• Problem
Read the records and gather each line that includes "членов".
>>>>>
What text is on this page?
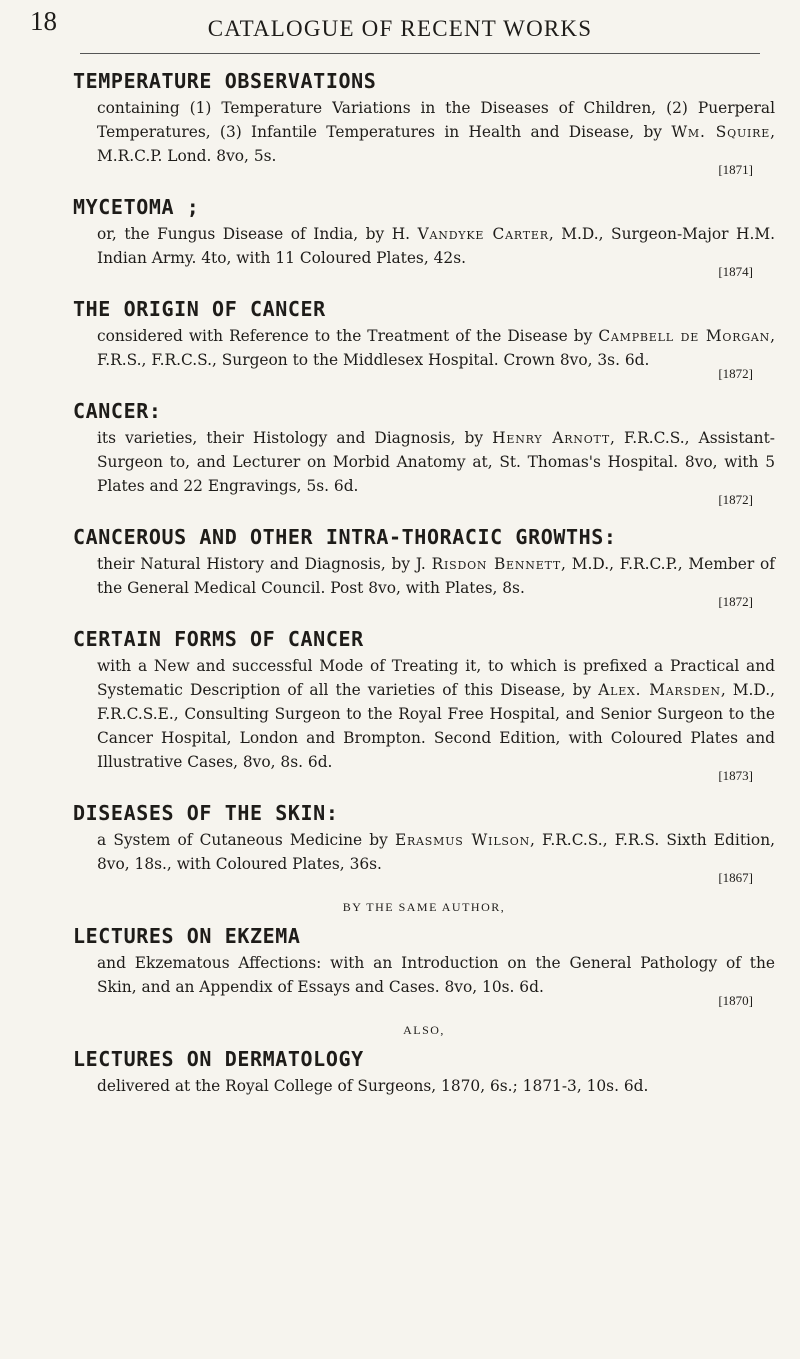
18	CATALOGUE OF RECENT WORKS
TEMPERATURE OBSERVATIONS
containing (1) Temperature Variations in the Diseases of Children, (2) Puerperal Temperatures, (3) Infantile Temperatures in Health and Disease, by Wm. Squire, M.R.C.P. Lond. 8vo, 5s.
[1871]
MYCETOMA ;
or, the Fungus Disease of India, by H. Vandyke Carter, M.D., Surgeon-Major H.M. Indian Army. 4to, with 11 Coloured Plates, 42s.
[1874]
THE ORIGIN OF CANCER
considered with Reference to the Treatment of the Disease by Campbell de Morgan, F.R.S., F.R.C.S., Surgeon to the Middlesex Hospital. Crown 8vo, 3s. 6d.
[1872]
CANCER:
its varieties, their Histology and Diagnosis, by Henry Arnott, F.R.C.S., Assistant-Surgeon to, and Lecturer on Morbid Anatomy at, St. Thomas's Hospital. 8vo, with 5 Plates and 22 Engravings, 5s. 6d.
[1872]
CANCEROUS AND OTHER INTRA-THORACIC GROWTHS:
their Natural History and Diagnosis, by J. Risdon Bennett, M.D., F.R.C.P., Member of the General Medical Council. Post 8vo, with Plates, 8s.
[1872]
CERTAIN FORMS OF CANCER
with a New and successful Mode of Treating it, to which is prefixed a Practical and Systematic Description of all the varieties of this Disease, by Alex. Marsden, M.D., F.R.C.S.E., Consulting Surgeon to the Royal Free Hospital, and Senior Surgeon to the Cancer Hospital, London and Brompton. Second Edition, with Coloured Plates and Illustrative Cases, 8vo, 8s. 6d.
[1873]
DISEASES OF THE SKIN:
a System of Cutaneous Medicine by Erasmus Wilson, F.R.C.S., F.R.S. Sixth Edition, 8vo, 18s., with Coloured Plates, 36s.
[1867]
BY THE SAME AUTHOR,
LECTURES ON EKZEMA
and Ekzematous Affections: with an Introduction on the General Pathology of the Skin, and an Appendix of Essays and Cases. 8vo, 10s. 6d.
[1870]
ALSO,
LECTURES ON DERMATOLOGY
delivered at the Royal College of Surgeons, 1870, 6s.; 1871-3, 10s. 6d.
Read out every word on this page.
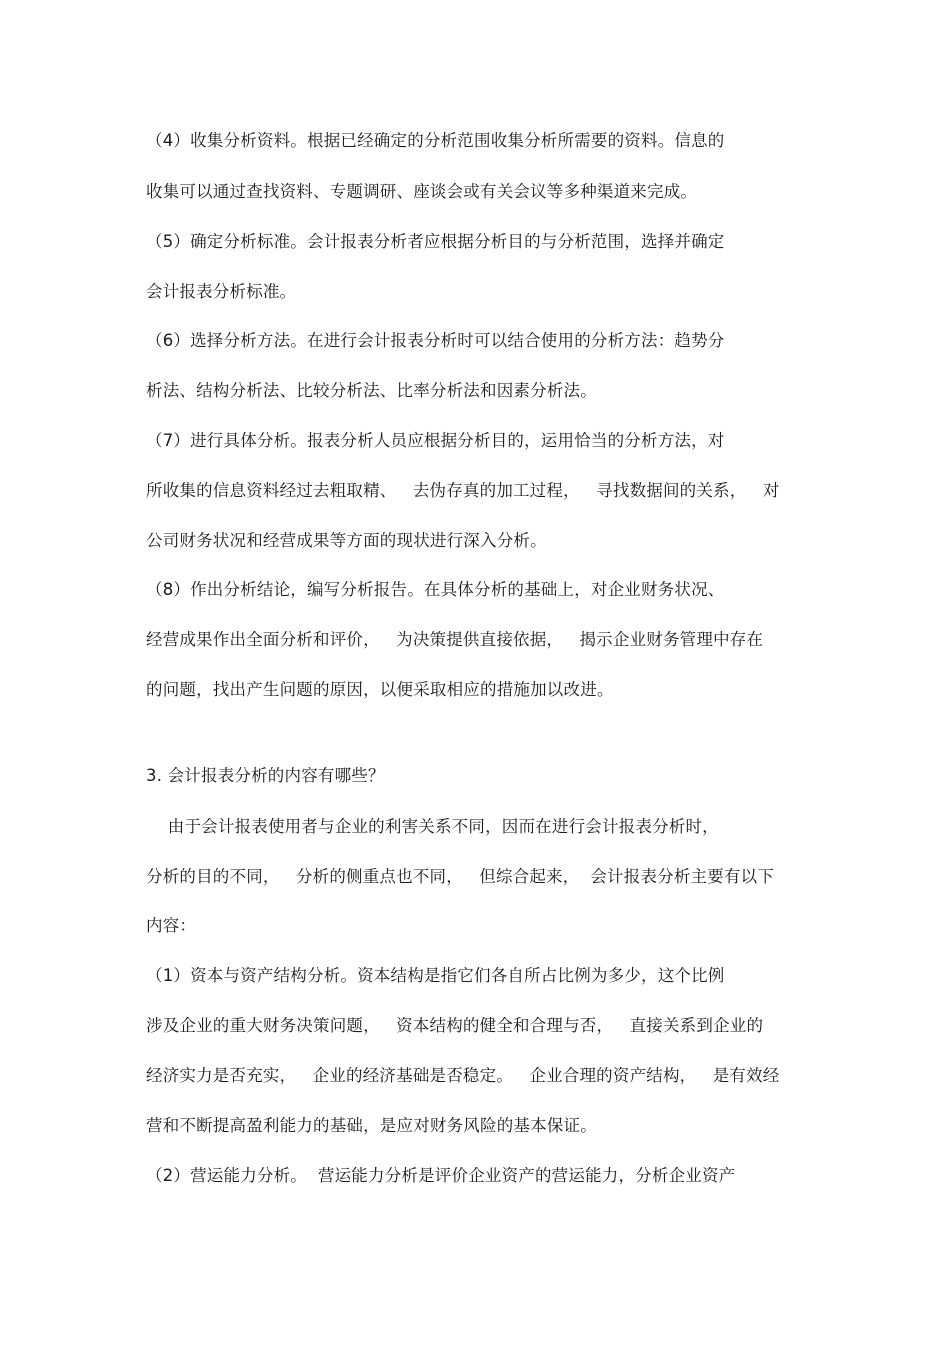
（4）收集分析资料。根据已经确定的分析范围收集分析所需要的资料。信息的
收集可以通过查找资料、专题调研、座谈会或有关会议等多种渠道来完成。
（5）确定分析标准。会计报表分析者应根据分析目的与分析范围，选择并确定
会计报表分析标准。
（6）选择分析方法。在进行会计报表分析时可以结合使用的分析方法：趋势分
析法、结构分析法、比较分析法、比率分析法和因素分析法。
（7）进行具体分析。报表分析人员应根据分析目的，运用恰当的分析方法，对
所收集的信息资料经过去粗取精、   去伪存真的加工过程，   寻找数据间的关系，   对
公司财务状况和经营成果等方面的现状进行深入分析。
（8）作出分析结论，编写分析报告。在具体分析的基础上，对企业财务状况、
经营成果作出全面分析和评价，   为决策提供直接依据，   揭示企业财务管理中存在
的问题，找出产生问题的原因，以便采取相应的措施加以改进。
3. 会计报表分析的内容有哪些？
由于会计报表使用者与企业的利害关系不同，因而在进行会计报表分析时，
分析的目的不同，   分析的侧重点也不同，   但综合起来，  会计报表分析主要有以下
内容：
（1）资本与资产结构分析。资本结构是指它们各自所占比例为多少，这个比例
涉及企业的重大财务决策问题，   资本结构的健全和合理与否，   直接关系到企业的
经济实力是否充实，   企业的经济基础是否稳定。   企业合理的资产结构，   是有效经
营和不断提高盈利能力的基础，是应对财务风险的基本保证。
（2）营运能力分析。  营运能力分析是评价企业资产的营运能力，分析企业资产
<<<<<
>>>>>
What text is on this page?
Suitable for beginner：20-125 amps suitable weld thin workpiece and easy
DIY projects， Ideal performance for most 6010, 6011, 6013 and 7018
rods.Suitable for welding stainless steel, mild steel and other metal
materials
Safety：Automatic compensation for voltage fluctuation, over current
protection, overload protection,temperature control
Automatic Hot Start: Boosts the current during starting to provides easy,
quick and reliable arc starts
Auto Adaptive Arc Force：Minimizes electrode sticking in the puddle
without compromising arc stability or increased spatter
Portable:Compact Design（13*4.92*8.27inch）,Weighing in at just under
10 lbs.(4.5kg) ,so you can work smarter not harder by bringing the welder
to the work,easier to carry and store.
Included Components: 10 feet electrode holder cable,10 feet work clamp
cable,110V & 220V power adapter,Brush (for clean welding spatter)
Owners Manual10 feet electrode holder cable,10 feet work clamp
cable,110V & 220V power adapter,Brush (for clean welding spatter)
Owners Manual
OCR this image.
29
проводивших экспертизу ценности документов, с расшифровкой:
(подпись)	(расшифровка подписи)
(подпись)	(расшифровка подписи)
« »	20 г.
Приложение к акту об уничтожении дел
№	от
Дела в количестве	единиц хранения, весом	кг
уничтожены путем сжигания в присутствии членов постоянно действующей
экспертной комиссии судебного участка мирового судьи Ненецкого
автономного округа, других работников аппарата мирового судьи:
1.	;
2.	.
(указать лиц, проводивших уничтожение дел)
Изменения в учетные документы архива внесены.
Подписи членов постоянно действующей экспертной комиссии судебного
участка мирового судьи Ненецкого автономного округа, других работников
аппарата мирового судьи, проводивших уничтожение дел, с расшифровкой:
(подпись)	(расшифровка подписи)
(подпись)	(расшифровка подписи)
<<<<<
• Solution to this exercise
уничтожены путем сжигания в присутствии членов постоянно действующей
Подписи членов постоянно действующей экспертной комиссии судебного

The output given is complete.